== INPUT
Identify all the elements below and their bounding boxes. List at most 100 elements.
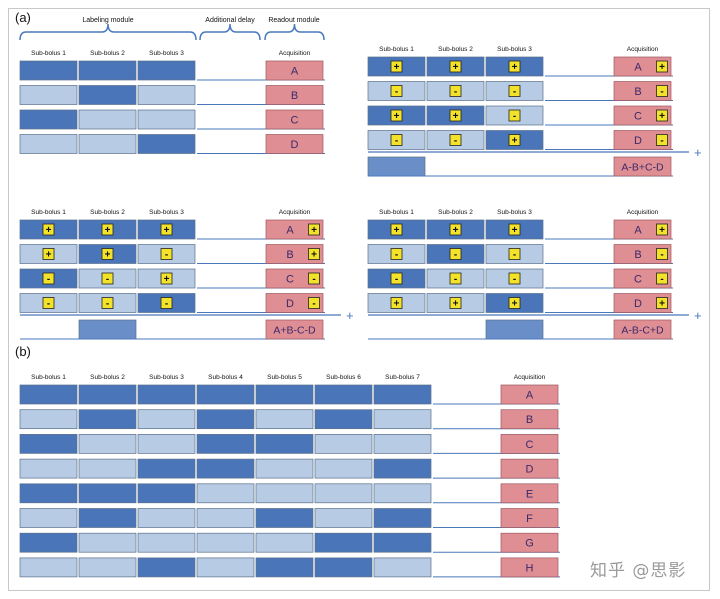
- q4-cell-sign: +: [512, 299, 518, 310]
- b-sub-bolus-cell: [78, 458, 137, 479]
- q4-sub-bolus-header: Sub-bolus 2: [438, 209, 473, 216]
- q3-cell-sign: -: [47, 274, 50, 285]
- q1-acquisition-cell: [265, 60, 324, 81]
- q1-sub-bolus-cell: [78, 85, 137, 105]
- b-sub-bolus-cell: [137, 434, 196, 454]
- q4-cell-box: [508, 297, 521, 309]
- b-sub-bolus-header: Sub-bolus 2: [90, 374, 125, 381]
- q3-cell-sign: +: [105, 250, 111, 261]
- q3-cell-box: [160, 272, 173, 285]
- q2-cell-box: [508, 109, 521, 122]
- q3-acq-sign: -: [312, 299, 315, 310]
- b-sub-bolus-cell: [373, 409, 432, 430]
- q3-acq-box: [308, 248, 320, 260]
- b-sub-bolus-cell: [78, 508, 137, 528]
- b-sub-bolus-cell: [196, 557, 255, 578]
- q4-cell-sign: +: [394, 225, 400, 236]
- q2-acquisition-letter: C: [634, 111, 642, 123]
- q2-acquisition-letter: D: [634, 135, 642, 147]
- q3-acquisition-letter: D: [286, 298, 294, 310]
- b-acquisition-letter: C: [526, 439, 534, 451]
- b-acquisition-letter: E: [526, 488, 533, 500]
- q3-cell-sign: +: [46, 225, 52, 236]
- b-sub-bolus-cell: [314, 409, 373, 430]
- q2-acq-box: [656, 60, 668, 73]
- b-sub-bolus-cell: [255, 409, 314, 430]
- q2-cell-sign: +: [512, 136, 518, 147]
- q4-combo-cell: [485, 319, 544, 340]
- q2-combo-cell: [367, 156, 426, 177]
- q4-acq-sign: +: [659, 299, 665, 310]
- q2-cell-sign: -: [454, 136, 457, 147]
- b-sub-bolus-cell: [373, 557, 432, 578]
- q2-sub-bolus-header: Sub-bolus 2: [438, 46, 473, 53]
- q3-acq-box: [308, 223, 320, 236]
- q2-cell-sign: -: [395, 136, 398, 147]
- labeling-module-brace: [19, 23, 197, 41]
- b-sub-bolus-cell: [137, 532, 196, 553]
- watermark: 知乎 @思影: [590, 561, 687, 581]
- q3-combo-cell: [78, 319, 137, 340]
- b-sub-bolus-header: Sub-bolus 7: [385, 374, 420, 381]
- b-sub-bolus-cell: [314, 483, 373, 504]
- q1-sub-bolus-header: Sub-bolus 1: [31, 50, 66, 57]
- q3-acquisition-header: Acquisition: [279, 209, 311, 216]
- q3-cell-sign: +: [164, 225, 170, 236]
- q1-sub-bolus-cell: [137, 85, 196, 105]
- q3-acquisition-letter: A: [286, 225, 294, 237]
- b-sub-bolus-cell: [196, 458, 255, 479]
- q2-cell-box: [449, 60, 462, 73]
- q4-cell-box: [449, 223, 462, 236]
- b-sub-bolus-cell: [373, 532, 432, 553]
- q4-acq-box: [656, 272, 668, 285]
- q3-cell-sign: -: [106, 274, 109, 285]
- q2-acq-box: [656, 134, 668, 146]
- b-sub-bolus-cell: [19, 409, 78, 430]
- q4-acq-box: [656, 297, 668, 309]
- q3-cell-box: [101, 297, 114, 309]
- q2-cell-box: [390, 60, 403, 73]
- b-sub-bolus-cell: [314, 508, 373, 528]
- q1-sub-bolus-header: Sub-bolus 2: [90, 50, 125, 57]
- q4-cell-box: [508, 223, 521, 236]
- q1-sub-bolus-cell: [78, 109, 137, 130]
- q1-acquisition-letter: C: [291, 115, 299, 127]
- q2-cell-sign: -: [454, 87, 457, 98]
- q1-sub-bolus-header: Sub-bolus 3: [149, 50, 184, 57]
- b-sub-bolus-cell: [19, 384, 78, 405]
- b-acquisition-cell: [500, 409, 559, 430]
- q3-acq-sign: -: [312, 274, 315, 285]
- q1-acquisition-letter: D: [291, 139, 299, 151]
- b-sub-bolus-cell: [78, 483, 137, 504]
- q3-cell-box: [42, 272, 55, 285]
- b-sub-bolus-cell: [373, 384, 432, 405]
- b-sub-bolus-header: Sub-bolus 1: [31, 374, 66, 381]
- q3-cell-sign: -: [165, 250, 168, 261]
- b-sub-bolus-cell: [373, 458, 432, 479]
- b-sub-bolus-cell: [255, 557, 314, 578]
- q2-cell-sign: -: [513, 87, 516, 98]
- q2-sub-bolus-header: Sub-bolus 3: [497, 46, 532, 53]
- b-sub-bolus-cell: [137, 458, 196, 479]
- b-sub-bolus-cell: [196, 409, 255, 430]
- q4-cell-sign: +: [512, 225, 518, 236]
- q4-cell-box: [449, 297, 462, 309]
- q4-cell-box: [390, 297, 403, 309]
- q1-acquisition-cell: [265, 85, 324, 105]
- q3-cell-box: [160, 297, 173, 309]
- b-acquisition-cell: [500, 557, 559, 578]
- b-sub-bolus-header: Sub-bolus 3: [149, 374, 184, 381]
- q2-plus-sign: +: [694, 145, 702, 160]
- b-sub-bolus-cell: [314, 458, 373, 479]
- b-sub-bolus-cell: [78, 532, 137, 553]
- q2-cell-box: [508, 134, 521, 146]
- q2-sub-bolus-header: Sub-bolus 1: [379, 46, 414, 53]
- q3-cell-sign: +: [164, 274, 170, 285]
- q4-acq-box: [656, 248, 668, 260]
- b-acquisition-cell: [500, 532, 559, 553]
- q2-acquisition-letter: B: [634, 86, 641, 98]
- b-sub-bolus-cell: [314, 532, 373, 553]
- q4-acq-sign: -: [660, 250, 663, 261]
- q3-acq-box: [308, 297, 320, 309]
- q2-cell-box: [390, 85, 403, 97]
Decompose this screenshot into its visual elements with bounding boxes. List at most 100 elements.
====
GIVEN REQUEST: Rewrite the entries above with "bounding boxes" changed to "box coordinates" and everything else left as it is. Leave out the pictures.

ANSWER FOR THIS EXERCISE:
Identify all the elements below and their box coordinates. List at most 100 elements.
- q4-cell-sign: +: [512, 299, 518, 310]
- b-sub-bolus-cell: [78, 458, 137, 479]
- q4-sub-bolus-header: Sub-bolus 2: [438, 209, 473, 216]
- q3-cell-sign: -: [47, 274, 50, 285]
- q1-acquisition-cell: [265, 60, 324, 81]
- q1-sub-bolus-cell: [78, 85, 137, 105]
- b-sub-bolus-cell: [137, 434, 196, 454]
- q4-cell-box: [508, 297, 521, 309]
- b-sub-bolus-header: Sub-bolus 2: [90, 374, 125, 381]
- q3-cell-sign: +: [105, 250, 111, 261]
- q3-cell-box: [160, 272, 173, 285]
- q2-cell-box: [508, 109, 521, 122]
- q3-acq-sign: -: [312, 299, 315, 310]
- b-sub-bolus-cell: [373, 409, 432, 430]
- q3-acq-box: [308, 248, 320, 260]
- b-sub-bolus-cell: [78, 508, 137, 528]
- b-sub-bolus-cell: [196, 557, 255, 578]
- q4-cell-sign: +: [394, 225, 400, 236]
- q2-acquisition-letter: C: [634, 111, 642, 123]
- q2-acquisition-letter: D: [634, 135, 642, 147]
- q3-acquisition-letter: D: [286, 298, 294, 310]
- b-acquisition-letter: C: [526, 439, 534, 451]
- b-acquisition-letter: E: [526, 488, 533, 500]
- q3-cell-sign: +: [46, 225, 52, 236]
- b-sub-bolus-cell: [314, 409, 373, 430]
- q2-acq-box: [656, 60, 668, 73]
- b-sub-bolus-cell: [255, 409, 314, 430]
- q2-cell-sign: +: [512, 136, 518, 147]
- q4-combo-cell: [485, 319, 544, 340]
- q2-combo-cell: [367, 156, 426, 177]
- q4-acq-sign: +: [659, 299, 665, 310]
- q2-cell-sign: -: [454, 136, 457, 147]
- b-sub-bolus-cell: [373, 557, 432, 578]
- q2-sub-bolus-header: Sub-bolus 2: [438, 46, 473, 53]
- q3-acq-box: [308, 223, 320, 236]
- q2-cell-sign: -: [395, 136, 398, 147]
- labeling-module-brace: [19, 23, 197, 41]
- b-sub-bolus-cell: [137, 532, 196, 553]
- watermark: 知乎 @思影: [590, 561, 687, 581]
- q3-combo-cell: [78, 319, 137, 340]
- b-sub-bolus-header: Sub-bolus 7: [385, 374, 420, 381]
- b-sub-bolus-cell: [314, 483, 373, 504]
- q1-sub-bolus-header: Sub-bolus 1: [31, 50, 66, 57]
- q3-acquisition-header: Acquisition: [279, 209, 311, 216]
- q3-cell-sign: +: [164, 225, 170, 236]
- q1-sub-bolus-cell: [137, 85, 196, 105]
- q3-acquisition-letter: A: [286, 225, 294, 237]
- b-sub-bolus-cell: [196, 458, 255, 479]
- q2-cell-box: [449, 60, 462, 73]
- q4-cell-box: [449, 223, 462, 236]
- b-sub-bolus-cell: [373, 532, 432, 553]
- q4-acq-box: [656, 272, 668, 285]
- q3-cell-sign: -: [106, 274, 109, 285]
- q2-acq-box: [656, 134, 668, 146]
- b-sub-bolus-cell: [19, 409, 78, 430]
- q4-acq-box: [656, 297, 668, 309]
- q3-cell-box: [101, 297, 114, 309]
- q2-cell-box: [390, 60, 403, 73]
- b-sub-bolus-cell: [314, 508, 373, 528]
- q1-sub-bolus-header: Sub-bolus 2: [90, 50, 125, 57]
- q4-cell-box: [508, 223, 521, 236]
- q1-sub-bolus-cell: [78, 109, 137, 130]
- q1-acquisition-letter: C: [291, 115, 299, 127]
- q2-cell-sign: -: [454, 87, 457, 98]
- q1-sub-bolus-header: Sub-bolus 3: [149, 50, 184, 57]
- b-sub-bolus-cell: [19, 384, 78, 405]
- b-acquisition-cell: [500, 409, 559, 430]
- q3-acq-sign: -: [312, 274, 315, 285]
- q1-acquisition-letter: D: [291, 139, 299, 151]
- b-sub-bolus-cell: [78, 483, 137, 504]
- q3-cell-box: [42, 272, 55, 285]
- b-sub-bolus-cell: [373, 384, 432, 405]
- b-sub-bolus-header: Sub-bolus 1: [31, 374, 66, 381]
- q3-cell-sign: -: [165, 250, 168, 261]
- b-sub-bolus-cell: [373, 458, 432, 479]
- b-sub-bolus-cell: [255, 557, 314, 578]
- q2-cell-sign: -: [513, 87, 516, 98]
- q2-sub-bolus-header: Sub-bolus 3: [497, 46, 532, 53]
- b-sub-bolus-cell: [137, 458, 196, 479]
- b-sub-bolus-cell: [196, 409, 255, 430]
- q4-cell-sign: +: [512, 225, 518, 236]
- q4-cell-box: [449, 297, 462, 309]
- q4-cell-box: [390, 297, 403, 309]
- q1-acquisition-cell: [265, 85, 324, 105]
- q3-cell-box: [160, 297, 173, 309]
- b-acquisition-cell: [500, 557, 559, 578]
- b-sub-bolus-header: Sub-bolus 3: [149, 374, 184, 381]
- q2-plus-sign: +: [694, 145, 702, 160]
- b-sub-bolus-cell: [314, 458, 373, 479]
- b-sub-bolus-cell: [78, 532, 137, 553]
- q2-cell-box: [508, 134, 521, 146]
- q2-sub-bolus-header: Sub-bolus 1: [379, 46, 414, 53]
- q3-cell-sign: +: [164, 274, 170, 285]
- q4-acq-box: [656, 248, 668, 260]
- b-acquisition-cell: [500, 532, 559, 553]
- q2-acquisition-letter: B: [634, 86, 641, 98]
- b-sub-bolus-cell: [314, 532, 373, 553]
- q4-acq-sign: -: [660, 250, 663, 261]
- q3-acq-box: [308, 297, 320, 309]
- q2-cell-box: [390, 85, 403, 97]
Decompose this screenshot into its visual elements with box coordinates. List at most 100 elements.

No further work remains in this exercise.